:: VOCI DELL'ESERCIZIO ::
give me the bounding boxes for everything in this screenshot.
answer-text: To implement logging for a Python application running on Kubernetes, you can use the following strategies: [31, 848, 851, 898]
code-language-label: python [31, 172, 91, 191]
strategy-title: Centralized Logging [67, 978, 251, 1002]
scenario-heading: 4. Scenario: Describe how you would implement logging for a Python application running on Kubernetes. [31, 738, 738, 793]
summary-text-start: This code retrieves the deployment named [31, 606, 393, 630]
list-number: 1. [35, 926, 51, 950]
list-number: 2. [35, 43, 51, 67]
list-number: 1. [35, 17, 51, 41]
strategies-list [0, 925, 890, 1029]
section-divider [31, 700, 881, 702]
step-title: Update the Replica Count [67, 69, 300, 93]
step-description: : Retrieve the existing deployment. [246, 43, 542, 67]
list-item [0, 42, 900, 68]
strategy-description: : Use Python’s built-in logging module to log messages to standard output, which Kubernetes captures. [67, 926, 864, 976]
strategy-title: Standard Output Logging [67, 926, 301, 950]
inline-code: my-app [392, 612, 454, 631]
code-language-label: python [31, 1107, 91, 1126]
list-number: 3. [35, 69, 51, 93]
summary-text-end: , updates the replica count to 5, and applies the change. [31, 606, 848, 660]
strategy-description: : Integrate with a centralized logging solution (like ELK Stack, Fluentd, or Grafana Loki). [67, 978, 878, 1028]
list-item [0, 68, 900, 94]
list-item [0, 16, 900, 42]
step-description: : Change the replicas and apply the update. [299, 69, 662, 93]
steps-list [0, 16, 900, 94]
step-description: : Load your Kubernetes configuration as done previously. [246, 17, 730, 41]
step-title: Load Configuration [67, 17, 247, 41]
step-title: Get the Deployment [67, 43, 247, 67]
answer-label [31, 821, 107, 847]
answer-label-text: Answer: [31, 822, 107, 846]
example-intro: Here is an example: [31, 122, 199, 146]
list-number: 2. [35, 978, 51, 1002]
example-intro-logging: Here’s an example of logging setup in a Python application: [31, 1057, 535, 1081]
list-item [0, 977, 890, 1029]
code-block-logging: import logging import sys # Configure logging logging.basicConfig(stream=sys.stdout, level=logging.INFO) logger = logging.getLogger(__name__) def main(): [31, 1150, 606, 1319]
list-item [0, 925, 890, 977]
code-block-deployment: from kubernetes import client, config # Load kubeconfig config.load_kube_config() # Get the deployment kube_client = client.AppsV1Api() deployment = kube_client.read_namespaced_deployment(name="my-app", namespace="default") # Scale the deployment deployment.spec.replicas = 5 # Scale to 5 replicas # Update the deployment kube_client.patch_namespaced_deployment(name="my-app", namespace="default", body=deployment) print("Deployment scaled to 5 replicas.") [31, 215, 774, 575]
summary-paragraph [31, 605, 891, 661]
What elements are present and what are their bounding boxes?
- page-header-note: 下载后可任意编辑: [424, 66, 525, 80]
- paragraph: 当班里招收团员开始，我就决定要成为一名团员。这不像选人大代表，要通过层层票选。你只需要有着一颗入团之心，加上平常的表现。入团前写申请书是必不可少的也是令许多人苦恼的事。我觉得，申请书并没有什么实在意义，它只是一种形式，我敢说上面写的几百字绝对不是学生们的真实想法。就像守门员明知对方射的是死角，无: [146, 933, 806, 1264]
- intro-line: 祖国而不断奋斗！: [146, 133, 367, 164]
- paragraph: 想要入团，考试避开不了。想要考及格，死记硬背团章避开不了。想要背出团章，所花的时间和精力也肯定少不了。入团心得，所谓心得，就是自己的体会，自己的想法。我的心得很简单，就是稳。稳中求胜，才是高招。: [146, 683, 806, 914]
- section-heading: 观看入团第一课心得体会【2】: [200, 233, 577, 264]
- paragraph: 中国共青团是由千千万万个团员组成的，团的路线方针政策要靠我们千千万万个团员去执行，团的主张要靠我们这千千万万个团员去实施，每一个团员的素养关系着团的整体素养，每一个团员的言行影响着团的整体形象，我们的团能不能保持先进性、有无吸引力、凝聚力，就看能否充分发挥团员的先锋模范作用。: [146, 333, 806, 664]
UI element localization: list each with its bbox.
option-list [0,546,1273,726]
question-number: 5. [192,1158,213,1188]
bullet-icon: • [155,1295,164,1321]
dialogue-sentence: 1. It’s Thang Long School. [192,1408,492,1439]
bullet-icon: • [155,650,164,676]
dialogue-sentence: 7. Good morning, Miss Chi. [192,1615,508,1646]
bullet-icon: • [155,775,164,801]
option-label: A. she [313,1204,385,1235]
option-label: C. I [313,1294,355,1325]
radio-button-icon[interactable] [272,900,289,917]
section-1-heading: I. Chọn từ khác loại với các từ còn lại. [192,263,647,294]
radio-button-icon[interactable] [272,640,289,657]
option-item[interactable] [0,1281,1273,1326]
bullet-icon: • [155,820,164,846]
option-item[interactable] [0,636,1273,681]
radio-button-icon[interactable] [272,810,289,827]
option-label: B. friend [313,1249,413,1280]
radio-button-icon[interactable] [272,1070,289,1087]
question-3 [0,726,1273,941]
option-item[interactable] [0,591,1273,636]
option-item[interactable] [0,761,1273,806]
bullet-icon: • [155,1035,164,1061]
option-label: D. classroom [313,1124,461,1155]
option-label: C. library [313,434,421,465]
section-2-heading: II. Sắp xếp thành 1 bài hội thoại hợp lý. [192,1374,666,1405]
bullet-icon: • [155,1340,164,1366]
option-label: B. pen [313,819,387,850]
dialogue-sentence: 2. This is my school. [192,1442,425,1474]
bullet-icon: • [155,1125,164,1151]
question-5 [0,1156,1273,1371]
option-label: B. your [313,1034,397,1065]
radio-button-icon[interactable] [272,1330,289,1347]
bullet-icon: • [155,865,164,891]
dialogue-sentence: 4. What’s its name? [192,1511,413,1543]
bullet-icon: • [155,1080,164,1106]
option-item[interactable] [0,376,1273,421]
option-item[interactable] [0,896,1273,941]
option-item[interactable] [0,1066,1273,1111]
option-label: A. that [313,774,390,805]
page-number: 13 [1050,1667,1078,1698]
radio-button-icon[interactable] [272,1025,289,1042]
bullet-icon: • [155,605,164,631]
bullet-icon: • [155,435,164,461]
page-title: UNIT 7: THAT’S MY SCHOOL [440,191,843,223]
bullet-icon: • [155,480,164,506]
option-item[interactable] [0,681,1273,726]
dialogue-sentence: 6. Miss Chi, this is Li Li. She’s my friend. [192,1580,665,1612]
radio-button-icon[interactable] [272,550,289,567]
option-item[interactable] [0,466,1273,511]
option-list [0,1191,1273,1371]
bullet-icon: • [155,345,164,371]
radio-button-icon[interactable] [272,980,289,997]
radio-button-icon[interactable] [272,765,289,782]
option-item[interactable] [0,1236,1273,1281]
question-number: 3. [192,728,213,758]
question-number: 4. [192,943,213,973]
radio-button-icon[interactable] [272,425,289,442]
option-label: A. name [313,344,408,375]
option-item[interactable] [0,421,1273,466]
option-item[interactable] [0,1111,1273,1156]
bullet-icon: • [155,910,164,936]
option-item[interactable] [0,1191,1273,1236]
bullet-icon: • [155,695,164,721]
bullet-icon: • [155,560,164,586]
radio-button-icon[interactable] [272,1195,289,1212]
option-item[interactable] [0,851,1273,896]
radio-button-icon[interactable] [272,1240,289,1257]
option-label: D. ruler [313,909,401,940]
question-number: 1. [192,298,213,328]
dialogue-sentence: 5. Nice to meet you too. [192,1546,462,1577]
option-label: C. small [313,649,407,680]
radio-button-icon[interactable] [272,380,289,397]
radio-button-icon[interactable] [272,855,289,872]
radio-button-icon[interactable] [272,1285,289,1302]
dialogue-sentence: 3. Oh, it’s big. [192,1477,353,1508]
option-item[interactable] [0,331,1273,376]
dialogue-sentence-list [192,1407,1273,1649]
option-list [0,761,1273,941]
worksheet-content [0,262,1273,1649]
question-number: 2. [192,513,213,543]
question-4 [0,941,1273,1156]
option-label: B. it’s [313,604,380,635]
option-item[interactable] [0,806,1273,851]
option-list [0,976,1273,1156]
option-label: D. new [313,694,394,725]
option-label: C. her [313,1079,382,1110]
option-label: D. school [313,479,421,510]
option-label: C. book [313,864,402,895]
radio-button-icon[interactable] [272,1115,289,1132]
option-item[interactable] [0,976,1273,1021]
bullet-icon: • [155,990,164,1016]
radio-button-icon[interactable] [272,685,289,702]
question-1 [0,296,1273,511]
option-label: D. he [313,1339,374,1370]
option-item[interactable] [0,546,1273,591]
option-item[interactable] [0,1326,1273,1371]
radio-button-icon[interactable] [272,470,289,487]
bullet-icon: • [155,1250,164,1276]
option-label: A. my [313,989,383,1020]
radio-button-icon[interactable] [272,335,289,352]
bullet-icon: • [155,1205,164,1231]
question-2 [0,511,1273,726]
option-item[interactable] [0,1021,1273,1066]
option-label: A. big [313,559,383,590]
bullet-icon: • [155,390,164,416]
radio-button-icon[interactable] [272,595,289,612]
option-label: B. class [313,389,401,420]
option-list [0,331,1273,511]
:::
Puoi estrarre, copiandola identica riga per riga, la parte delle voci che va dall'inizio fino alla riga contenente "strategy-description: : Integrate", con entrambi gli estremi inclusi?

SOLUZIONE DELL'ESERCIZIO:
give me the bounding boxes for everything in this screenshot.
answer-text: To implement logging for a Python application running on Kubernetes, you can use the following strategies: [31, 848, 851, 898]
code-language-label: python [31, 172, 91, 191]
strategy-title: Centralized Logging [67, 978, 251, 1002]
scenario-heading: 4. Scenario: Describe how you would implement logging for a Python application running on Kubernetes. [31, 738, 738, 793]
summary-text-start: This code retrieves the deployment named [31, 606, 393, 630]
list-number: 1. [35, 926, 51, 950]
list-number: 2. [35, 43, 51, 67]
list-number: 1. [35, 17, 51, 41]
strategies-list [0, 925, 890, 1029]
section-divider [31, 700, 881, 702]
step-title: Update the Replica Count [67, 69, 300, 93]
step-description: : Retrieve the existing deployment. [246, 43, 542, 67]
list-item [0, 42, 900, 68]
strategy-description: : Use Python’s built-in logging module to log messages to standard output, which Kubernetes captures. [67, 926, 864, 976]
strategy-title: Standard Output Logging [67, 926, 301, 950]
inline-code: my-app [392, 612, 454, 631]
code-language-label: python [31, 1107, 91, 1126]
list-number: 3. [35, 69, 51, 93]
summary-text-end: , updates the replica count to 5, and applies the change. [31, 606, 848, 660]
strategy-description: : Integrate with a centralized logging solution (like ELK Stack, Fluentd, or Grafana Loki). [67, 978, 878, 1028]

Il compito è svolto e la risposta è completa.